WHAT IS EXPECTED ->
State the number of lines where "JSON" appears. Add nothing else.

--- START ---

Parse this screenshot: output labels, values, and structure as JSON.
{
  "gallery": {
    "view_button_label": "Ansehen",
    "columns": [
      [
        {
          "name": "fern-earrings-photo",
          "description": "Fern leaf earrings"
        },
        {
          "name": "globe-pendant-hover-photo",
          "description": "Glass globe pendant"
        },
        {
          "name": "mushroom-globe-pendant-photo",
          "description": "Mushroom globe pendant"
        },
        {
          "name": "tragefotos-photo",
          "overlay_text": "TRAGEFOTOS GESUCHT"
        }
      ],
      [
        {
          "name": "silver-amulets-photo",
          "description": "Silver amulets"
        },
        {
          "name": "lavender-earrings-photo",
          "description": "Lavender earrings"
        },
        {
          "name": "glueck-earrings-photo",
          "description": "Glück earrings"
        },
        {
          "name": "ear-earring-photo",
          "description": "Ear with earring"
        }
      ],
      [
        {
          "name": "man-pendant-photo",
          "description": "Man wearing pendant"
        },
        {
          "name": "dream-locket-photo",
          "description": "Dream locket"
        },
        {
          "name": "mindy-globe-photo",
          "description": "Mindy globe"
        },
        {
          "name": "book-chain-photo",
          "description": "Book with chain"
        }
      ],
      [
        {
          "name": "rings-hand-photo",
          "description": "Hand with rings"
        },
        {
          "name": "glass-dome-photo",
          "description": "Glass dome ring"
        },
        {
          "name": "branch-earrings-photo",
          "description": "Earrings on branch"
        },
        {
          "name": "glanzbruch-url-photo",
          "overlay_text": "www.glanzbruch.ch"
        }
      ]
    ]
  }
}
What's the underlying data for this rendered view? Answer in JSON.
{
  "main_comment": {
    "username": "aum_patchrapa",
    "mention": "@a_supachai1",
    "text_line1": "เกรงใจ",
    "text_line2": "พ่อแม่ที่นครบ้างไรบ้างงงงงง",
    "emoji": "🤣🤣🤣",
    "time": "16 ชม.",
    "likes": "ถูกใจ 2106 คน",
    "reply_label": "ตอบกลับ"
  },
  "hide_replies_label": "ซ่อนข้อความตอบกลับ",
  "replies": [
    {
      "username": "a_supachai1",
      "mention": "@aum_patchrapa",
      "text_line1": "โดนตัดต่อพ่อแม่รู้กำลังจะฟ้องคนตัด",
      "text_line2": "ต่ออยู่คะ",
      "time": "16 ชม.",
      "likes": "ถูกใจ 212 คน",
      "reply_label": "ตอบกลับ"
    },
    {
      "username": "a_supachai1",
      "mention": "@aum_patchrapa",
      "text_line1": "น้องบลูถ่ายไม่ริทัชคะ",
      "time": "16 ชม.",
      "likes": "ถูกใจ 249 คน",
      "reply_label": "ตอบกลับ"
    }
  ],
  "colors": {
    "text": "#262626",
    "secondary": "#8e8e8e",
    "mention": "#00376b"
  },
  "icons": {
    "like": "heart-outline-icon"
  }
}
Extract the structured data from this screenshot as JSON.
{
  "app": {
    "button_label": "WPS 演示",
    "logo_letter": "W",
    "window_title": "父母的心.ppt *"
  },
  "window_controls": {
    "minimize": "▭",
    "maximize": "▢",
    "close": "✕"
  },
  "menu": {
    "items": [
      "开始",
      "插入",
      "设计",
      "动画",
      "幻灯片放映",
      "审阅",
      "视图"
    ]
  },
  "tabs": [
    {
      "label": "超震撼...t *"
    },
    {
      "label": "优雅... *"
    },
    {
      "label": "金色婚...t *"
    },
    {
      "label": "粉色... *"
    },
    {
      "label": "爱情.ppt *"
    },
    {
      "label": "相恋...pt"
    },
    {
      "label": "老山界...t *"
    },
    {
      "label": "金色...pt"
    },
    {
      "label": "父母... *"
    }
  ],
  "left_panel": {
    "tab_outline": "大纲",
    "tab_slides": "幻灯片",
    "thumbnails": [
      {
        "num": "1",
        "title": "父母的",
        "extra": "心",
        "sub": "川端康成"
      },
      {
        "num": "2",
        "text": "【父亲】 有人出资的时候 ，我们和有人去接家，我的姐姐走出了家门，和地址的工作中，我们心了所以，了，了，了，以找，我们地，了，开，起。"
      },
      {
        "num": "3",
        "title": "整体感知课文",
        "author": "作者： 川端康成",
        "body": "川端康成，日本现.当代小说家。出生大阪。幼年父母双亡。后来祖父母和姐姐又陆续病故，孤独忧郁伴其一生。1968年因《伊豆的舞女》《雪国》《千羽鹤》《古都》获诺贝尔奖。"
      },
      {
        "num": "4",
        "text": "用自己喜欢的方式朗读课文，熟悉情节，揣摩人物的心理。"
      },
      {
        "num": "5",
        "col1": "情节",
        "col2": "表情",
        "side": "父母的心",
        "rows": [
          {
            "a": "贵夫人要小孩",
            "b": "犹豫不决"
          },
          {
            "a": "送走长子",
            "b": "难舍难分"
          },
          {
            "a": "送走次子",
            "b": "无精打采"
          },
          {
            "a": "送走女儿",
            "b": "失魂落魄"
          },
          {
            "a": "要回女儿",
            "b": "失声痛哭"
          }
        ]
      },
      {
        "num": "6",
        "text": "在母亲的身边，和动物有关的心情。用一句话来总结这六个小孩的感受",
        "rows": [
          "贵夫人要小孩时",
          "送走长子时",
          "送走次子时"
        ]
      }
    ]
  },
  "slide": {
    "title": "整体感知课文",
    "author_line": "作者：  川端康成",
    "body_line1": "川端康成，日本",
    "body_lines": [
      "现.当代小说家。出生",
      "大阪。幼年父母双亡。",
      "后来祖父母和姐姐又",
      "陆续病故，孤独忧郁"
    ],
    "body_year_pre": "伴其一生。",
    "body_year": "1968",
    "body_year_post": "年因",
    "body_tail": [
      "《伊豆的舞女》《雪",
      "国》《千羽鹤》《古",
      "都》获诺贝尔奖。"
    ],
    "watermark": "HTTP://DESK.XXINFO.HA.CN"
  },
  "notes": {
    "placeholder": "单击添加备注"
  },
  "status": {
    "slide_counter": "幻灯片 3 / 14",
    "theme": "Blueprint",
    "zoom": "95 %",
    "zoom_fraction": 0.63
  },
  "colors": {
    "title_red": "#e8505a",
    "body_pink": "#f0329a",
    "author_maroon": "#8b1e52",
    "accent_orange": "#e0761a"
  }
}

--- END ---

THE COMPLETED TASK ->
3